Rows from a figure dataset
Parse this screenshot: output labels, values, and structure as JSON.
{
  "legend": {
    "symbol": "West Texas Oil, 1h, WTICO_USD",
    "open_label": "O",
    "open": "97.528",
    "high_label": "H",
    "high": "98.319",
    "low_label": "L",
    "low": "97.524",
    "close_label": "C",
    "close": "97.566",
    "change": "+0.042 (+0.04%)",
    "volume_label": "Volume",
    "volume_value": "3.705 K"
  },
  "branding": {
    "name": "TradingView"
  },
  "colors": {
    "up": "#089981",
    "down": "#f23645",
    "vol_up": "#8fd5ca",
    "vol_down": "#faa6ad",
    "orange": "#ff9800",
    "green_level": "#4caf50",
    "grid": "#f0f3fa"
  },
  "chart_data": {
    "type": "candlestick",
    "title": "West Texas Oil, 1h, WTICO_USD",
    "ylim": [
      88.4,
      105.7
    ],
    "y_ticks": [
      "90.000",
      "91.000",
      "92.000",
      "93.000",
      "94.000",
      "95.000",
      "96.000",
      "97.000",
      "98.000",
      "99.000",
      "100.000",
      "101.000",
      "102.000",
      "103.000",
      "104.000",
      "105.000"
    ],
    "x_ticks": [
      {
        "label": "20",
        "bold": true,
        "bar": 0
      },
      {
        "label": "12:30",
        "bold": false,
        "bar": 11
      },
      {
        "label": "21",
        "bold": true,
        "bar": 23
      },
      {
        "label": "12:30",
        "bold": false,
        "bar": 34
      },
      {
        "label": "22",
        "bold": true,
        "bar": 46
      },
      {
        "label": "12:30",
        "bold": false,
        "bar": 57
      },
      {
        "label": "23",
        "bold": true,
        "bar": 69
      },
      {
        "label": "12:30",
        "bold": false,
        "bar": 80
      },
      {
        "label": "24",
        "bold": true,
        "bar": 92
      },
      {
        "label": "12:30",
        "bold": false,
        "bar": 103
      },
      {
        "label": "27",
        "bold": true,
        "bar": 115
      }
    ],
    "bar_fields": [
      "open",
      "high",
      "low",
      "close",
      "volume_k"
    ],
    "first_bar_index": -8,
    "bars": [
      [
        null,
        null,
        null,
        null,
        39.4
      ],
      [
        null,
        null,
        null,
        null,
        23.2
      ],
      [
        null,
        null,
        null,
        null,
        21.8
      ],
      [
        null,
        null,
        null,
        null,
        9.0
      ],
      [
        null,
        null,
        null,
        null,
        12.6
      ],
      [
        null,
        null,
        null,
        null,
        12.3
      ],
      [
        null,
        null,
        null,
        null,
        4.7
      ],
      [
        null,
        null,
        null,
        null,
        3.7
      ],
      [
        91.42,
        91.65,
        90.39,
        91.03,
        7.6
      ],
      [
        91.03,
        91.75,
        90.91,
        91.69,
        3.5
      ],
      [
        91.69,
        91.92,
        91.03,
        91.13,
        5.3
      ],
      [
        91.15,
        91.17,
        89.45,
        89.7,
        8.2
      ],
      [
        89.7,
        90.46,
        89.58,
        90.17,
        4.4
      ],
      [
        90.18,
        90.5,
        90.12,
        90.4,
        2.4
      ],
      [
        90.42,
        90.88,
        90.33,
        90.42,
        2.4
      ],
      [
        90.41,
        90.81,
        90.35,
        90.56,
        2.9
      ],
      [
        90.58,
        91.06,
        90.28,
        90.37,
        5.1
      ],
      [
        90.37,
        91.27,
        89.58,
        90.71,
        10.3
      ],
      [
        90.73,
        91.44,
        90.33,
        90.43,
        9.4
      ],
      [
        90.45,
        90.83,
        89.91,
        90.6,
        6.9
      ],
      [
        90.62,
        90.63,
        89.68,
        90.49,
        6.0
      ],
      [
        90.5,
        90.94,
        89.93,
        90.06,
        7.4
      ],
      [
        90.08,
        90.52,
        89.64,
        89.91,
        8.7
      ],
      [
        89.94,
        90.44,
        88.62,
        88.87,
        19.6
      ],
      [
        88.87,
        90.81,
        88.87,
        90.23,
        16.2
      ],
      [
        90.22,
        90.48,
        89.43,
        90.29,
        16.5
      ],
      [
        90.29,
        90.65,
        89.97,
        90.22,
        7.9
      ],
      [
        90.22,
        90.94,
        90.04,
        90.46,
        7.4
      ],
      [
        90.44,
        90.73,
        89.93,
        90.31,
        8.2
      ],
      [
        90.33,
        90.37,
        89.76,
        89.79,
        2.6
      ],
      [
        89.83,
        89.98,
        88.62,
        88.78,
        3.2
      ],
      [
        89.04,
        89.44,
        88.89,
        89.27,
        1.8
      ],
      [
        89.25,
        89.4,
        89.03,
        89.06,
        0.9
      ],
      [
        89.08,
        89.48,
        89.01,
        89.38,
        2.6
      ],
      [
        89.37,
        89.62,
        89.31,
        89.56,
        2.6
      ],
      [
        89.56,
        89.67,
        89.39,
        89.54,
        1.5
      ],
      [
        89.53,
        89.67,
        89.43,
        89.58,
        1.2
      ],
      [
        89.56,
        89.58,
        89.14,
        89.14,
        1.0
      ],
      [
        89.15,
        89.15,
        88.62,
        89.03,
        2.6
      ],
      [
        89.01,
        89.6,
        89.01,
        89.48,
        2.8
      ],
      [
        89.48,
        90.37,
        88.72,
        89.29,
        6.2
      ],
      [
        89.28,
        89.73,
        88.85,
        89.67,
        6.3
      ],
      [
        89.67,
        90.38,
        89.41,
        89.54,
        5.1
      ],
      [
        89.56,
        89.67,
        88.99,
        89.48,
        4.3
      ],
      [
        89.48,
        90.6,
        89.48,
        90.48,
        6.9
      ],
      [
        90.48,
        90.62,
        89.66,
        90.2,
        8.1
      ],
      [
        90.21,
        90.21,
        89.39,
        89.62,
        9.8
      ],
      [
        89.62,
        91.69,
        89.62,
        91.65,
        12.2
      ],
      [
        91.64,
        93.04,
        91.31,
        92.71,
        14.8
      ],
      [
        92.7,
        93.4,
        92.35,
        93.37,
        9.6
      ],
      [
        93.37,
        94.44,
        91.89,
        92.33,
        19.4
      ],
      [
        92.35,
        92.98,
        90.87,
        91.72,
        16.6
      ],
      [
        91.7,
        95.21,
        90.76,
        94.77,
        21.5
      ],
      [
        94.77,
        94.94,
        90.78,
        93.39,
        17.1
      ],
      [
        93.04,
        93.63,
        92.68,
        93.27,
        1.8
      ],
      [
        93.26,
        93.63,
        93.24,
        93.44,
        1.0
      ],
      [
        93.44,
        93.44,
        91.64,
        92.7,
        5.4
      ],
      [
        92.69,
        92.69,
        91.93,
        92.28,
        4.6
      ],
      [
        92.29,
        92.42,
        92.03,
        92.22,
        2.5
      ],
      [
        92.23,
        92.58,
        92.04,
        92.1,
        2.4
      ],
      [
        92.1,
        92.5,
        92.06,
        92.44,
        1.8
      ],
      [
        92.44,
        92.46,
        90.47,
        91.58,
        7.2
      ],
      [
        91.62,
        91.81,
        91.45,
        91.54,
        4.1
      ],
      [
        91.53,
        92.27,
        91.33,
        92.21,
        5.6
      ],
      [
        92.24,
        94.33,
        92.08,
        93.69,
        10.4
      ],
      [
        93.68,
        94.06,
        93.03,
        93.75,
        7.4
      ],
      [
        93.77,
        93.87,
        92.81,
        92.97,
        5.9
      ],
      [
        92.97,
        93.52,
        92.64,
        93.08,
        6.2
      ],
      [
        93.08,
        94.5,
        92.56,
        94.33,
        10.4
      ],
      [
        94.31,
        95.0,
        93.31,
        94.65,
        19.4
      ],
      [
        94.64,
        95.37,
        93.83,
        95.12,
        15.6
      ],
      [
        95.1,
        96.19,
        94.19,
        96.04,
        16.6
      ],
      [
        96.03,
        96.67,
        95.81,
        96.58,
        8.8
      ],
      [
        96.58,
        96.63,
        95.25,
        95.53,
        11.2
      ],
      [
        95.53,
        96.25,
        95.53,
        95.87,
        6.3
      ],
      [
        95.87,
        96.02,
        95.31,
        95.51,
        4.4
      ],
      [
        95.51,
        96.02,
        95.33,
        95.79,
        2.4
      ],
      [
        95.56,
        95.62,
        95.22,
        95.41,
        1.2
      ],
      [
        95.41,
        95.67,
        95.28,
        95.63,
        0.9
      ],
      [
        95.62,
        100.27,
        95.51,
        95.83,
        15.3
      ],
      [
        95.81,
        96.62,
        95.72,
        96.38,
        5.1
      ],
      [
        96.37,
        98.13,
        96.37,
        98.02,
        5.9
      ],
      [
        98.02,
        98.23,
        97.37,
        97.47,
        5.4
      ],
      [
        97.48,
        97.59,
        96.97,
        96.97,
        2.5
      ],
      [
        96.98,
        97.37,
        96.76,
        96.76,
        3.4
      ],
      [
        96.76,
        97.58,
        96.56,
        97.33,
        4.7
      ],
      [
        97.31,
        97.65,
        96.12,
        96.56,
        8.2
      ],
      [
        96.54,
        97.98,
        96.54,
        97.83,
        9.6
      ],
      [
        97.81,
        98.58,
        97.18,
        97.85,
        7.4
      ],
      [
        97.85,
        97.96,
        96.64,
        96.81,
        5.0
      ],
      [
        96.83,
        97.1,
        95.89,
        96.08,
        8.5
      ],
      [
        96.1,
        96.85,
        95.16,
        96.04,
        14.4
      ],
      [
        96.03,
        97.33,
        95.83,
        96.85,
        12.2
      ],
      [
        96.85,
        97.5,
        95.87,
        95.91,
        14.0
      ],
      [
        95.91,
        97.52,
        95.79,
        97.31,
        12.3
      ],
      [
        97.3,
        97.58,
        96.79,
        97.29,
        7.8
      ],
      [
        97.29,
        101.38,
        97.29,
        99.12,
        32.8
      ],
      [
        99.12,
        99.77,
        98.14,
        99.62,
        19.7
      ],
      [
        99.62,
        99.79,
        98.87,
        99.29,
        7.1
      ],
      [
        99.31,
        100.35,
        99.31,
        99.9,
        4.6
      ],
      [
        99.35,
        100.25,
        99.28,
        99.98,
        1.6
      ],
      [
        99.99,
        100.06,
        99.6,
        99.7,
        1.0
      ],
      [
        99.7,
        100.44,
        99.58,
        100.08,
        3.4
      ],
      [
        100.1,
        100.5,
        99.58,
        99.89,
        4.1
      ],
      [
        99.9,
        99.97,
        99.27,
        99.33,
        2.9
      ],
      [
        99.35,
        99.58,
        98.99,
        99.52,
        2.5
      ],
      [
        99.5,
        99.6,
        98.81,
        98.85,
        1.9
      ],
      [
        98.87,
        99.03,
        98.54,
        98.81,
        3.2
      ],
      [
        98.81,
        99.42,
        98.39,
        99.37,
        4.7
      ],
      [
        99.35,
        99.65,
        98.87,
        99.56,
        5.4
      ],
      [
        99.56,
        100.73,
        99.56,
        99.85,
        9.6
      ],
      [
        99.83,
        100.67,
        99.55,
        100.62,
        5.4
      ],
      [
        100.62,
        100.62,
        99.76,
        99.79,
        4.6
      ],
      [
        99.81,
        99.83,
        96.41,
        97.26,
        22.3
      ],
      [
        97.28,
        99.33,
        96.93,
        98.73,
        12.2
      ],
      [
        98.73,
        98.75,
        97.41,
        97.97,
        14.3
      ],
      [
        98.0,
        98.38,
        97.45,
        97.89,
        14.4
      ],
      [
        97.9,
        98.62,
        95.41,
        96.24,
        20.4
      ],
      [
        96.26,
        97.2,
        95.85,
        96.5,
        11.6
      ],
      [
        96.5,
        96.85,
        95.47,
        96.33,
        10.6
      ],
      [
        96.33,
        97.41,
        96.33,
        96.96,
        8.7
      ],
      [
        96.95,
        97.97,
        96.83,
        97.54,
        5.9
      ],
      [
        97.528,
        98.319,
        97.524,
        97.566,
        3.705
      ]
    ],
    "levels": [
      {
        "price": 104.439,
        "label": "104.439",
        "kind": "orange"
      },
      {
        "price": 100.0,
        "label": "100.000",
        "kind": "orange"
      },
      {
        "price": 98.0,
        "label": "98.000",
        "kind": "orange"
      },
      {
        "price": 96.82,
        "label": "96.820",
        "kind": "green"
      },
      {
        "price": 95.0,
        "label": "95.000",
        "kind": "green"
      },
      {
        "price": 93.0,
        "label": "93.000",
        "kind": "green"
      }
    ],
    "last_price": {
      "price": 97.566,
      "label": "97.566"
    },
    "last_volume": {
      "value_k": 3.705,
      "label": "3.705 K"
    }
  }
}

Description of the task - Pick out the lines containing the word "Texas" and show them.

Answer to this problem -
    "symbol": "West Texas Oil, 1h, WTICO_USD",
    "title": "West Texas Oil, 1h, WTICO_USD",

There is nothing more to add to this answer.